[SELECTED PASSAGE]
We are not sure whether some ‘IOL accommodation curves’ of ReSTOR (Figs. 2(b), (c) really mean the multifocal function of ReSTOR or not. They are quite different from defocus curves in ReSTOR implantation patients [13-15]. We expected the second peak of pseudo-accommodation curvesat +2.5Dbecause the SND1 model has the addition of+3 D (+2.5D at the spectacle plane). But, the multifocal curves of ReSTOR showed second peak at +3.0 D and over. Furthermore, we could not find the statistically significant multifocal function of ReSTOR compared to IQ with respect to MTF cut off, Strehl ratio and PSF width at 50% at all distances including very near distances (−3.5 D).

In this study, the subjective near visual acuity of the ReSTOR group was better than that of the IQ group like in another study [1-6]. However, we could not prove this with objective tools such as OQAS. This issue was raised lately by Gatinel [12]. ReSTOR was designed as a diffractive multifocal IOL for visible light and OQAS uses infrared light as its light source; thus, it may be difficult for OQAS to measure the multifocal function of ReSTOR correctly, and the second peak in the pseudo-accommodation curves will be negligible. Furthermore, unlike real situations, the reflected light from the retina during OQAS measurement will develop diffraction at the diffraction rings of ReSTOR again as well as entering light into eyes. It might be one of the reasons which make OQAS unable to prove the multifocal function of ReSTOR.

The artificial pupil of OQAS will not adequately reflect the effect of the real pupil size. For real eyes, the pupil size for the incident light is important, because ReSTOR has diffraction rings at the central 3.6 mm. However, in OQAS, the pupil size for the incident light is fixed and only the pupil size for the reflected light from retina can be changed.[10] This was also indicated as a problem by Gatinel.[12]In this study, we found a case that showed a multifocal curve for the 3 mm pupil and a monofocal curve for the 5 mm pupil. Conversely, there was a case that showed a monofocal curve for the 3 mm pupil and a multifocal curve for the 5 mm pupil.For large pupils, the depth of focus is shallow and it is possible that the multifocal function of the lens would be poor. On the other hand, since the diffractive rings are fully contributing, it is possible that the multifocal function would be better. For a small pupil, the depth of focus is deep and it is possible that a multifocal function would be better. On the other hand, only some diffractive rings contribute and it is possible that a multifocal function would be worse.

[AVAILABLE DATA]
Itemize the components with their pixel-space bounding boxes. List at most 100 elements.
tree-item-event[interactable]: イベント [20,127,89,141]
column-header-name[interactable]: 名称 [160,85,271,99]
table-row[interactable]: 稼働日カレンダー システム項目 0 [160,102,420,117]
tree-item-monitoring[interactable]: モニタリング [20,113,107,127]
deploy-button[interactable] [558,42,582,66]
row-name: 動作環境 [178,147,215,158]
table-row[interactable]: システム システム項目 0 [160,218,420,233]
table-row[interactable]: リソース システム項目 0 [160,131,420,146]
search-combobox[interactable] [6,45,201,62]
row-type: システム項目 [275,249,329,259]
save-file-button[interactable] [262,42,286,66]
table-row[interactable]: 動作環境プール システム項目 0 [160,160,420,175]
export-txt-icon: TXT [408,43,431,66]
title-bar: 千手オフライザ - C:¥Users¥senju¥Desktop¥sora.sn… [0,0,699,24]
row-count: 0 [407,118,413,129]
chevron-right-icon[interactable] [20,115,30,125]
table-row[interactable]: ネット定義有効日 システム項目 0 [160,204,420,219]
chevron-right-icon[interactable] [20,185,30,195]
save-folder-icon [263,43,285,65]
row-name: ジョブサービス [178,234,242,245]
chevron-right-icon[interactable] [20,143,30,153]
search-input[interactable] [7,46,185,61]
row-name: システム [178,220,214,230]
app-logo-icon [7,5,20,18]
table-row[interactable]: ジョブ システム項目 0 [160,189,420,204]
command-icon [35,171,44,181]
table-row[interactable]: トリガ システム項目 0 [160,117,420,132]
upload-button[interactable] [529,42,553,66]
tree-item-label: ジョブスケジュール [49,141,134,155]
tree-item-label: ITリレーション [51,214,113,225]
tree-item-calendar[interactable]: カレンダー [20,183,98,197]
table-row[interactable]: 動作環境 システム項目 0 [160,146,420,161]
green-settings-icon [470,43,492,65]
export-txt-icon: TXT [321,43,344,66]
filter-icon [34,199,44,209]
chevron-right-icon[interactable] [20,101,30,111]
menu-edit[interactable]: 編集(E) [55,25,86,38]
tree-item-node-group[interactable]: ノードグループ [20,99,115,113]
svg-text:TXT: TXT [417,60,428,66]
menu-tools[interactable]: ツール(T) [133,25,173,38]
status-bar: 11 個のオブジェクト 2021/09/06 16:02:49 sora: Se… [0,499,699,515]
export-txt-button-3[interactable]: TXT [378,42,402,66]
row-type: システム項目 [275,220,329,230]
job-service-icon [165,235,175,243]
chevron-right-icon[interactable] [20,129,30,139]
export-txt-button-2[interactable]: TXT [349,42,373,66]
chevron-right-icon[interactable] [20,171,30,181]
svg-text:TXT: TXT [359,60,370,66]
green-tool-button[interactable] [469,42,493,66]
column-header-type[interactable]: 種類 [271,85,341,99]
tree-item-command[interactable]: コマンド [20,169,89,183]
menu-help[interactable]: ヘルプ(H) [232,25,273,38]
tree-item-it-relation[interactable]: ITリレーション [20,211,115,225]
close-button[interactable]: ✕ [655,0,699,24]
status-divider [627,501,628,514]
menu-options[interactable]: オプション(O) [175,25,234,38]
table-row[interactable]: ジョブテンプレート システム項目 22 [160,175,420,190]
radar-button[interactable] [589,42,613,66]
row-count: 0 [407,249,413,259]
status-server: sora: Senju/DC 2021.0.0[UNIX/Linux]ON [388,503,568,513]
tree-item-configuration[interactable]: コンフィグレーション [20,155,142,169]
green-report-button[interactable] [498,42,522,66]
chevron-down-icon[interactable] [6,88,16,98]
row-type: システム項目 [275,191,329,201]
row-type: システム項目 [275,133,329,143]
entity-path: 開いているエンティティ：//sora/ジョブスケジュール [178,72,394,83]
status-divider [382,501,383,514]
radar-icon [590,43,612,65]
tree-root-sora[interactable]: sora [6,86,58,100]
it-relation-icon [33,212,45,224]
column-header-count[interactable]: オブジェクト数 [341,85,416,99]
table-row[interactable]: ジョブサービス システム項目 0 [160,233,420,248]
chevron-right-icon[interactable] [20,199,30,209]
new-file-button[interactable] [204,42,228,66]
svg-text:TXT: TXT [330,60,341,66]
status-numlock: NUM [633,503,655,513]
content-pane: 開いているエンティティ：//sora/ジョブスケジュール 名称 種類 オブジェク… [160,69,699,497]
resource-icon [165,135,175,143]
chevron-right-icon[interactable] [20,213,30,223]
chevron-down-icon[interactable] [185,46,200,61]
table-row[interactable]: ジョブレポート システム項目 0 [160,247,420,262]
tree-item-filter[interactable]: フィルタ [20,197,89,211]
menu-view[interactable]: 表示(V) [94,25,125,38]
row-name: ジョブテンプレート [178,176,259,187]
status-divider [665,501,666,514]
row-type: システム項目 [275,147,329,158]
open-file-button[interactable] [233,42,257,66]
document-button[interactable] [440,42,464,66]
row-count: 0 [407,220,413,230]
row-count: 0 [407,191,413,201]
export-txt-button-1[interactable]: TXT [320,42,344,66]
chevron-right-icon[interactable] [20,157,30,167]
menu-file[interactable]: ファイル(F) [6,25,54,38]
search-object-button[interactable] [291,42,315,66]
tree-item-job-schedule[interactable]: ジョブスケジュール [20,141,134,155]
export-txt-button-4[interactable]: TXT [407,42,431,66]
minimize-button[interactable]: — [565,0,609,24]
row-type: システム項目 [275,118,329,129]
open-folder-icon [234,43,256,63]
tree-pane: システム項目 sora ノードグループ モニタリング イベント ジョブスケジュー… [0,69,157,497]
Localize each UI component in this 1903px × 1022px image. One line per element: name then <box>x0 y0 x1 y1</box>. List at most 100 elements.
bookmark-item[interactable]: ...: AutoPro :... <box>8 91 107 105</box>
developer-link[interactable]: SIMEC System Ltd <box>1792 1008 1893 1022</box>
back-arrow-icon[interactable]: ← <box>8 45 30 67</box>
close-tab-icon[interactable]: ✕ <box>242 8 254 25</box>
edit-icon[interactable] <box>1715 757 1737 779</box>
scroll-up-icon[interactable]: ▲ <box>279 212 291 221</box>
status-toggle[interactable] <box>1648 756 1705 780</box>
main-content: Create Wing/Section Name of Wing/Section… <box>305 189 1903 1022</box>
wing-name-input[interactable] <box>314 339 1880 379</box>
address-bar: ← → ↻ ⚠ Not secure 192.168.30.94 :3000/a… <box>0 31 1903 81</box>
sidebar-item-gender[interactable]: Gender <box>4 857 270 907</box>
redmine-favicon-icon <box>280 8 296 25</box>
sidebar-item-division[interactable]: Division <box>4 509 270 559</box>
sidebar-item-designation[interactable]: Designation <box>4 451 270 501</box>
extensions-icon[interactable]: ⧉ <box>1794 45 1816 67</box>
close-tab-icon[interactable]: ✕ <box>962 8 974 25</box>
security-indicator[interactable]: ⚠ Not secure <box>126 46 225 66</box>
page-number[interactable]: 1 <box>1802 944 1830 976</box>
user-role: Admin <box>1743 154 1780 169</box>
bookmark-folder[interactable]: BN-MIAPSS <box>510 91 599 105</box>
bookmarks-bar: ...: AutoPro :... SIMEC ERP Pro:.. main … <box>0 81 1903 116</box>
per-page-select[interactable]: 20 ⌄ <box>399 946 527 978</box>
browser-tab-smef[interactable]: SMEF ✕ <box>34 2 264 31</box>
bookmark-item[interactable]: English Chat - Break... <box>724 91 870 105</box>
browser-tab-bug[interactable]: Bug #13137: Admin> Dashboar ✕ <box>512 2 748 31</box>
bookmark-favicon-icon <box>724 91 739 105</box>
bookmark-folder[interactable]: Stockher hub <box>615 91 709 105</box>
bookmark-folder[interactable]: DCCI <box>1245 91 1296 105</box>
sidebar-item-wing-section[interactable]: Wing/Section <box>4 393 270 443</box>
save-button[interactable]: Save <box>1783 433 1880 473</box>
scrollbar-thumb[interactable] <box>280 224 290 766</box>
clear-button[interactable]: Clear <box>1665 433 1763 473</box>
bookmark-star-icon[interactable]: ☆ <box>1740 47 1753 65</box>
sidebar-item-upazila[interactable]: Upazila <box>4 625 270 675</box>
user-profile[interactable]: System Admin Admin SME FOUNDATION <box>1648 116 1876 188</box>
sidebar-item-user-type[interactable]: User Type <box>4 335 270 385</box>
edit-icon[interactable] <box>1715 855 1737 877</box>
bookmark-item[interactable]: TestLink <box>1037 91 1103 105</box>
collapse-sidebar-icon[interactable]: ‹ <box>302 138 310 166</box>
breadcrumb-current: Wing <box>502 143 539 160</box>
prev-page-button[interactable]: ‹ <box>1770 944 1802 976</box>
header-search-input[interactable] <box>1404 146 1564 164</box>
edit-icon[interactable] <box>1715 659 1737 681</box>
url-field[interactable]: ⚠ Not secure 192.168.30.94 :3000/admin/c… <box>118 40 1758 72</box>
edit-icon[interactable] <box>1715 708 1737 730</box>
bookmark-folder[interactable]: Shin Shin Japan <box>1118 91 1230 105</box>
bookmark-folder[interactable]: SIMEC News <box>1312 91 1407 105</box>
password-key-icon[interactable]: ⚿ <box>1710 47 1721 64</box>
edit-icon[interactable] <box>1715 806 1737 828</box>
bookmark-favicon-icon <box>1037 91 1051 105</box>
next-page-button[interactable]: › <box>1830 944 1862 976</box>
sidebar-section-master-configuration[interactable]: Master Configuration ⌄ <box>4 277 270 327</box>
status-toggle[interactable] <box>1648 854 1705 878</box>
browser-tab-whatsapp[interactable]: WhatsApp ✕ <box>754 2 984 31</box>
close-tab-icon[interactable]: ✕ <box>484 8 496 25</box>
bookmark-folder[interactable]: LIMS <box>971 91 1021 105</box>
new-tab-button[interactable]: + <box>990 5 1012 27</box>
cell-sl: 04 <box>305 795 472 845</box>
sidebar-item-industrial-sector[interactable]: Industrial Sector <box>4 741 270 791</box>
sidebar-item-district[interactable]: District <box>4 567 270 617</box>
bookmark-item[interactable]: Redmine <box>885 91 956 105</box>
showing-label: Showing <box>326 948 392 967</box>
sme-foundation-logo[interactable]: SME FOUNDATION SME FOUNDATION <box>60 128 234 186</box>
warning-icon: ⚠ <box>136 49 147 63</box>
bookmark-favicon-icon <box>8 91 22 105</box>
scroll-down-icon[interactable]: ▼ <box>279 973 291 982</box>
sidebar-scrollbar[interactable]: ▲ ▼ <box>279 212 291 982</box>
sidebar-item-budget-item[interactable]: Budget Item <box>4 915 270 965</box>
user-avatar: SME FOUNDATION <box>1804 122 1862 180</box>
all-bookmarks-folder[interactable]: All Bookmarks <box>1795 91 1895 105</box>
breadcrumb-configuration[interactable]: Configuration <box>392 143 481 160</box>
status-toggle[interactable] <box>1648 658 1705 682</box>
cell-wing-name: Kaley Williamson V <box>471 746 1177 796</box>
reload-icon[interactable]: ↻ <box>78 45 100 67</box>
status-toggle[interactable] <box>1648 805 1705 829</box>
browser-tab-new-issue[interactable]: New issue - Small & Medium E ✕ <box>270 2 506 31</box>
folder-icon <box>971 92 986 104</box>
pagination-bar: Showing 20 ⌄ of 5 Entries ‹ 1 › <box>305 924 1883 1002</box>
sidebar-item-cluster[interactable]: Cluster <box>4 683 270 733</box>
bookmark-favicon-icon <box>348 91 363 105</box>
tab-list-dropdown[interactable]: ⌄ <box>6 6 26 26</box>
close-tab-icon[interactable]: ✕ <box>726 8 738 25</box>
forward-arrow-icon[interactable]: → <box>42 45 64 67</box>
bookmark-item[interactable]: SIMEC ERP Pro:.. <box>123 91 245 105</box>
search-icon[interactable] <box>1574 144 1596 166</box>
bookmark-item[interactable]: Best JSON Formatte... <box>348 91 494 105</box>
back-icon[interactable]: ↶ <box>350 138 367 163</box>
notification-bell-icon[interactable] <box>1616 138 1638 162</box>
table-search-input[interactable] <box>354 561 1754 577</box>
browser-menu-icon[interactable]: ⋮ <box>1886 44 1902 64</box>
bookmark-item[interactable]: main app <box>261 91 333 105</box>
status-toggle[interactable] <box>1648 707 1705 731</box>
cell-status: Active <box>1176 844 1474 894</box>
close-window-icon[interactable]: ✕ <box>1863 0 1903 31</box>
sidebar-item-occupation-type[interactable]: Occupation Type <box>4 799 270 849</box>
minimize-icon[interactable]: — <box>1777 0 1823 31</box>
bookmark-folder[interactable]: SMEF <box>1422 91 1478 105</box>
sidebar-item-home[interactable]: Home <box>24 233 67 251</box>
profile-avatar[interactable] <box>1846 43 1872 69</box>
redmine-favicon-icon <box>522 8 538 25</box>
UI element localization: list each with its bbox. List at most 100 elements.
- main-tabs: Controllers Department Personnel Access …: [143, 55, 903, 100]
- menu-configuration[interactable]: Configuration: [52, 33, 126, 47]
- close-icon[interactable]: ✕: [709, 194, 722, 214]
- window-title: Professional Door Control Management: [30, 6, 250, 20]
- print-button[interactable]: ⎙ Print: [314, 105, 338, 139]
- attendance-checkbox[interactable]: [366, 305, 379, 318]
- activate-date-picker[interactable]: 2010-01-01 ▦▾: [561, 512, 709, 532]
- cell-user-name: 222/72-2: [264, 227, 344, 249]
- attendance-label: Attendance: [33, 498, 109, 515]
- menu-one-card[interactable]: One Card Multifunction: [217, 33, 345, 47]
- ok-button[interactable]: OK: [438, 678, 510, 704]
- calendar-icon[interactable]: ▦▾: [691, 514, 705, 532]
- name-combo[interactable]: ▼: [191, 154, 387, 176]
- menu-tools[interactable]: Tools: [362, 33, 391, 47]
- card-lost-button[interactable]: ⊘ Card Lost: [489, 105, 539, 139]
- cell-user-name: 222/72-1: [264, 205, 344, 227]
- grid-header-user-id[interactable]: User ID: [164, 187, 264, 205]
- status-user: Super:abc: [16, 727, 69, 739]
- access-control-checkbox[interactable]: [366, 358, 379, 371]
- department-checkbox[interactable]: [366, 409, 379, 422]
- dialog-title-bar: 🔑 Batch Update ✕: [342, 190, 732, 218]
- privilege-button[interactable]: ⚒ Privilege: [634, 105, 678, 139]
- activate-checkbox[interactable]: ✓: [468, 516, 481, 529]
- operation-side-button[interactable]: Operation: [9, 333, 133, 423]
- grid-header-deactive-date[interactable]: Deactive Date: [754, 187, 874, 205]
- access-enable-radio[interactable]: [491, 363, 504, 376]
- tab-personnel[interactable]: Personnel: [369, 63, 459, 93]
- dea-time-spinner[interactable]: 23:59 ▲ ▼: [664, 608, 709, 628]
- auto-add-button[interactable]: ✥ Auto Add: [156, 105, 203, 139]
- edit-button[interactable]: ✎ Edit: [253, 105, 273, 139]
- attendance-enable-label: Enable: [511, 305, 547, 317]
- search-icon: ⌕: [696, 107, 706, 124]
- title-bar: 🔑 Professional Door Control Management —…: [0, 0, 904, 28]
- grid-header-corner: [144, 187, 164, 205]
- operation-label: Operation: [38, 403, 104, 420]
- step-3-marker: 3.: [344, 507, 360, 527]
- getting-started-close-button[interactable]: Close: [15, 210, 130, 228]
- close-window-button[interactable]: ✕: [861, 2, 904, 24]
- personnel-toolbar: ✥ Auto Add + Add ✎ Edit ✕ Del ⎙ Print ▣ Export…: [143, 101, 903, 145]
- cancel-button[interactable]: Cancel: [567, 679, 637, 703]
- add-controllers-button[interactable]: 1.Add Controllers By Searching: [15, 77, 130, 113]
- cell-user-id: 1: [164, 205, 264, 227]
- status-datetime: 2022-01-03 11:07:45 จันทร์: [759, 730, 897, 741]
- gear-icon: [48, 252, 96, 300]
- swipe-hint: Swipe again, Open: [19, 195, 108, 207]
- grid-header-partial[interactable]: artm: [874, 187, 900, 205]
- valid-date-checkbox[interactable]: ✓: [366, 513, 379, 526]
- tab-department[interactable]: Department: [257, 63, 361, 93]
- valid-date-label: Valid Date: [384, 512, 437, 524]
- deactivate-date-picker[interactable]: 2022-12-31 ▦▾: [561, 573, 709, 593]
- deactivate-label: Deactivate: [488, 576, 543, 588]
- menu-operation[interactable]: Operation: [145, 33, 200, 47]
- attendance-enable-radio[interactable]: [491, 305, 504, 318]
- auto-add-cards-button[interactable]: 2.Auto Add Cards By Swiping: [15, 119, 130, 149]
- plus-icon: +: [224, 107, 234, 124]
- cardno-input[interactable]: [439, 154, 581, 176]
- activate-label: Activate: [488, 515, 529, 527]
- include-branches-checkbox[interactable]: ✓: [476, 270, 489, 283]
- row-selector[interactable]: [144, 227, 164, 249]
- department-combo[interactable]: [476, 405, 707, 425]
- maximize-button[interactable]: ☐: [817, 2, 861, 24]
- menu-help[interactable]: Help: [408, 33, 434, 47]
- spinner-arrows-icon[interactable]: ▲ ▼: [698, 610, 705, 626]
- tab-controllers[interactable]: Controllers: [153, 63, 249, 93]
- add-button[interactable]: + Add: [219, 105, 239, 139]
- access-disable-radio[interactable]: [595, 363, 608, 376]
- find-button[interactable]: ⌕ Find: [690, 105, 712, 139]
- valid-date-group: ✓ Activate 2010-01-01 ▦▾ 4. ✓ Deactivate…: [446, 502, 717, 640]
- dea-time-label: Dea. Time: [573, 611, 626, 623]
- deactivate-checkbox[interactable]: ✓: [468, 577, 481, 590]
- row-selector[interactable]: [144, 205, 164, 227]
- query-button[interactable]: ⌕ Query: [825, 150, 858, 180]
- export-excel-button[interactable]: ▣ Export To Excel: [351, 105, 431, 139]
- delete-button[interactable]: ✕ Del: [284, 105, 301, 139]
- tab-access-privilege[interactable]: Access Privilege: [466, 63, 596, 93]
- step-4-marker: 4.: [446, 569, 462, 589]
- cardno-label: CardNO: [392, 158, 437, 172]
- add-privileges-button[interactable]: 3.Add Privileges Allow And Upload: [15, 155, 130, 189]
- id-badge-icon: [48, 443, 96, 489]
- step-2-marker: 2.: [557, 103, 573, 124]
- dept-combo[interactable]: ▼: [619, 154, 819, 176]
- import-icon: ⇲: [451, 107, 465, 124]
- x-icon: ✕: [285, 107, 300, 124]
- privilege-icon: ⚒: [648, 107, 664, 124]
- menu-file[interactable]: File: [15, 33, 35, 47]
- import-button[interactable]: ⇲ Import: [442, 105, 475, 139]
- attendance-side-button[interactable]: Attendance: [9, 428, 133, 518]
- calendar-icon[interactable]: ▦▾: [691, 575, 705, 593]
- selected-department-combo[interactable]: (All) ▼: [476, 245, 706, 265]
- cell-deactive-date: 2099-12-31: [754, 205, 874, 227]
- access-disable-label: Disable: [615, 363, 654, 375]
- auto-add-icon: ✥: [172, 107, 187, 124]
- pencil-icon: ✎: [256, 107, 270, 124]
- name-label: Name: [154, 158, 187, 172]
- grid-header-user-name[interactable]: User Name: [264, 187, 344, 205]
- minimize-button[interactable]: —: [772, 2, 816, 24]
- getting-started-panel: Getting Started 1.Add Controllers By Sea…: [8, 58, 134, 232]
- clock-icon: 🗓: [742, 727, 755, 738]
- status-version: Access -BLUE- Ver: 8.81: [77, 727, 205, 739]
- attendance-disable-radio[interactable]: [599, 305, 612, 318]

[BRIEF] Copy out the passage about the ReSTOR lens from "We are not sure" to "distances (−3.5 D).".

[RESULT FOR THIS TASK]
We are not sure whether some ‘IOL accommodation curves’ of ReSTOR (Figs. 2(b), (c) really mean the multifocal function of ReSTOR or not. They are quite different from defocus curves in ReSTOR implantation patients [13-15]. We expected the second peak of pseudo-accommodation curvesat +2.5Dbecause the SND1 model has the addition of+3 D (+2.5D at the spectacle plane). But, the multifocal curves of ReSTOR showed second peak at +3.0 D and over. Furthermore, we could not find the statistically significant multifocal function of ReSTOR compared to IQ with respect to MTF cut off, Strehl ratio and PSF width at 50% at all distances including very near distances (−3.5 D).